**WHAT THIS TASK INVOLVES:** The records below are made of lines; count those holding the word "Xhokli" and give the number only.

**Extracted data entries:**
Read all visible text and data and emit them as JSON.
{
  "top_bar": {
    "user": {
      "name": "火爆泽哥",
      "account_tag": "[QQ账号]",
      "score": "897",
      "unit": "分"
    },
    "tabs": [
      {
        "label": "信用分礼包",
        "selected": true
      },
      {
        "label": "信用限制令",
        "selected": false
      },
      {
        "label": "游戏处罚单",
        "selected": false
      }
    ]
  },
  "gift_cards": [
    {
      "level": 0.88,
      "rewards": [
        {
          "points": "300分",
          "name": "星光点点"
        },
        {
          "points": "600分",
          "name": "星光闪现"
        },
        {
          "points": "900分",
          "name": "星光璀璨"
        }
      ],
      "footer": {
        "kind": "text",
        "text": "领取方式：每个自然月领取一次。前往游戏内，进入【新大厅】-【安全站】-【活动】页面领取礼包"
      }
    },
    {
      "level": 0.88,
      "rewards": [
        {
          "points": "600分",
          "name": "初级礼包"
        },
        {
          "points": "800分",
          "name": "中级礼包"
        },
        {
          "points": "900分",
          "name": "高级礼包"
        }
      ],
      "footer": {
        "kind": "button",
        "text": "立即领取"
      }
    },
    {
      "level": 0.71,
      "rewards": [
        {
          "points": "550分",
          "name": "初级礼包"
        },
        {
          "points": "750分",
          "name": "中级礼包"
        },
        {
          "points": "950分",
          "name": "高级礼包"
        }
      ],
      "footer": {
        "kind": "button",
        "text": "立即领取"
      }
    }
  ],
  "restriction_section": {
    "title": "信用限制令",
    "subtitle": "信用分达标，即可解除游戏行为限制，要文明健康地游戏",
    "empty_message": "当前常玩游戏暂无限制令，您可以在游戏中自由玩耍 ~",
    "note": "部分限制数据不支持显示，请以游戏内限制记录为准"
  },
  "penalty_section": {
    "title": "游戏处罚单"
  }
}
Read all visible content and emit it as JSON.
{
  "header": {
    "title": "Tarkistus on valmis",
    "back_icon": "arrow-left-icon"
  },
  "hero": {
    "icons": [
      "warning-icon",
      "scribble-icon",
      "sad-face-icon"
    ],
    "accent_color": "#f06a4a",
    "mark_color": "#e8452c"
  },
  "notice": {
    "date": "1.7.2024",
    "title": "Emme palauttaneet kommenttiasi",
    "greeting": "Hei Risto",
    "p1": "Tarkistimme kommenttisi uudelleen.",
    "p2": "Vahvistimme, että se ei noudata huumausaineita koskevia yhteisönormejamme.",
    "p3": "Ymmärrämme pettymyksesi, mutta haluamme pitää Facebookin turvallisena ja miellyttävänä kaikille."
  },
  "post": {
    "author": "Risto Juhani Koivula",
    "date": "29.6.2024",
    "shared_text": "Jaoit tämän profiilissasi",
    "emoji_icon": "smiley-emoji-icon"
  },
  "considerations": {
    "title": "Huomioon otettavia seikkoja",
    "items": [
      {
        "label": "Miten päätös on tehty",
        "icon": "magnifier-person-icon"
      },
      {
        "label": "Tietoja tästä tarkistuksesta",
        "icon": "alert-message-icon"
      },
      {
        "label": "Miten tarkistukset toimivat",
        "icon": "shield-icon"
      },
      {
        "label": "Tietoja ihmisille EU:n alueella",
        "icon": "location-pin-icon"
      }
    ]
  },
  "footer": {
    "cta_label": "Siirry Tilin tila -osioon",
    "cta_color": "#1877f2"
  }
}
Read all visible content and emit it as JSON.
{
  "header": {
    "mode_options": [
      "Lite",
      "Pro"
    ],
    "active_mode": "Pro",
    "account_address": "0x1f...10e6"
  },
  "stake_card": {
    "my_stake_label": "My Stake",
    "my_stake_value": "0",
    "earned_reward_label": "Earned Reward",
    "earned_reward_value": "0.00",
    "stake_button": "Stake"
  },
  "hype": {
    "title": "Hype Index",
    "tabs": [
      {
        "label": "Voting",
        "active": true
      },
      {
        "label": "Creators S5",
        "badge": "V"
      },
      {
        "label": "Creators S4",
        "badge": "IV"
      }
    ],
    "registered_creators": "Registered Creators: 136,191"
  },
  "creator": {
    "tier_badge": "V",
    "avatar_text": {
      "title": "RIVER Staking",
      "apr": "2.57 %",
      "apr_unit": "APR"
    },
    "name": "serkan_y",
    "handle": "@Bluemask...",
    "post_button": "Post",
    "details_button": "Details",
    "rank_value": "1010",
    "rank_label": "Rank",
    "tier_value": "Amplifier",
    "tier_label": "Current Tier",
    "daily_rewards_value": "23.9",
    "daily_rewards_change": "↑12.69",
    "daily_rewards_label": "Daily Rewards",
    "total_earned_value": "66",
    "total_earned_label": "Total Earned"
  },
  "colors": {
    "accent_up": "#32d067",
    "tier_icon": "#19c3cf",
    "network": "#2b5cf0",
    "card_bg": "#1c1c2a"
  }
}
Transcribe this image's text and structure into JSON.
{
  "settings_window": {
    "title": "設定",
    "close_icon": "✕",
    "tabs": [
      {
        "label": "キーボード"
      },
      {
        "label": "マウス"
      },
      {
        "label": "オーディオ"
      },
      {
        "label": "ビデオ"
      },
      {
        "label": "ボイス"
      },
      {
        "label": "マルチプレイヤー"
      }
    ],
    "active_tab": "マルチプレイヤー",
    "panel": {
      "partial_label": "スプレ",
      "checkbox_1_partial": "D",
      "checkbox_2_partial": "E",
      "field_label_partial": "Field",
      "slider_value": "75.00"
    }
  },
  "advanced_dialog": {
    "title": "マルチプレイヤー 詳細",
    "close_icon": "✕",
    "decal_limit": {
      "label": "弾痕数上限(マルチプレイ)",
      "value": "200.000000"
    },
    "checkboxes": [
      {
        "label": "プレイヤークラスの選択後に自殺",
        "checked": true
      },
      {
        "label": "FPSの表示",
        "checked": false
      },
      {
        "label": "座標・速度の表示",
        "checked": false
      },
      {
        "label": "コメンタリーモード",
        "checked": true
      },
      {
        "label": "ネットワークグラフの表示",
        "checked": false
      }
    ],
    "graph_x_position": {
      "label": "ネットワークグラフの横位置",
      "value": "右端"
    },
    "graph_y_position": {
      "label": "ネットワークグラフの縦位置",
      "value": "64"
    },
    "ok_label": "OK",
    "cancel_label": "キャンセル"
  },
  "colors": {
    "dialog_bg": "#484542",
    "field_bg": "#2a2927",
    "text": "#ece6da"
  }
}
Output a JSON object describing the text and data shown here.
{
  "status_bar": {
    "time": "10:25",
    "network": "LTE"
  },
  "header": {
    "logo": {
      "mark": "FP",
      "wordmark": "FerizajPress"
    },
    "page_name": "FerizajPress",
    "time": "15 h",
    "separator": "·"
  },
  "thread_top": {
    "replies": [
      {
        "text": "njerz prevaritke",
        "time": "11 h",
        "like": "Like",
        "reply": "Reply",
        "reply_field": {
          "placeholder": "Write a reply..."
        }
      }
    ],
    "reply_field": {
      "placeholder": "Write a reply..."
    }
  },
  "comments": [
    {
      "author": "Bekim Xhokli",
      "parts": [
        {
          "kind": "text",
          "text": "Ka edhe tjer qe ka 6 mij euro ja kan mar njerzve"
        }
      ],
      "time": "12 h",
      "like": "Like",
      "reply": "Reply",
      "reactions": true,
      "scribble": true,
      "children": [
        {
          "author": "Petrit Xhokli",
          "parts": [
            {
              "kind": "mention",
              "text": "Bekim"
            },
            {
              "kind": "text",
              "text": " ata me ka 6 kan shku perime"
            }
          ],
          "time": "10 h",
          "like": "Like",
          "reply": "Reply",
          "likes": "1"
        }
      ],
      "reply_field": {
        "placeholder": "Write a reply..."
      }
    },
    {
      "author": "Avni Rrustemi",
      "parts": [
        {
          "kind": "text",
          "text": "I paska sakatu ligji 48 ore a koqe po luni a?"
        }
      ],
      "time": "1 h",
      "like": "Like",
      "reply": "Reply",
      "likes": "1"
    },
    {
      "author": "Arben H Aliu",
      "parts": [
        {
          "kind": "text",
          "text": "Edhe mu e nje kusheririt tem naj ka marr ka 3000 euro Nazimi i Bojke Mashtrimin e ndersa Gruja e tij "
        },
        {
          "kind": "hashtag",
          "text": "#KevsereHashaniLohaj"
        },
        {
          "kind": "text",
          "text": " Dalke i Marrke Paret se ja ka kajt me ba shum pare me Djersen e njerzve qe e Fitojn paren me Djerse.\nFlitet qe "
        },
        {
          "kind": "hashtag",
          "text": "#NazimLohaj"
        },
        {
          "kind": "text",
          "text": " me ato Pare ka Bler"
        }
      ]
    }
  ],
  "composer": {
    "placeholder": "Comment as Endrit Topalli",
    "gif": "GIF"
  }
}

**ANSWER TO THIS EXERCISE:** 2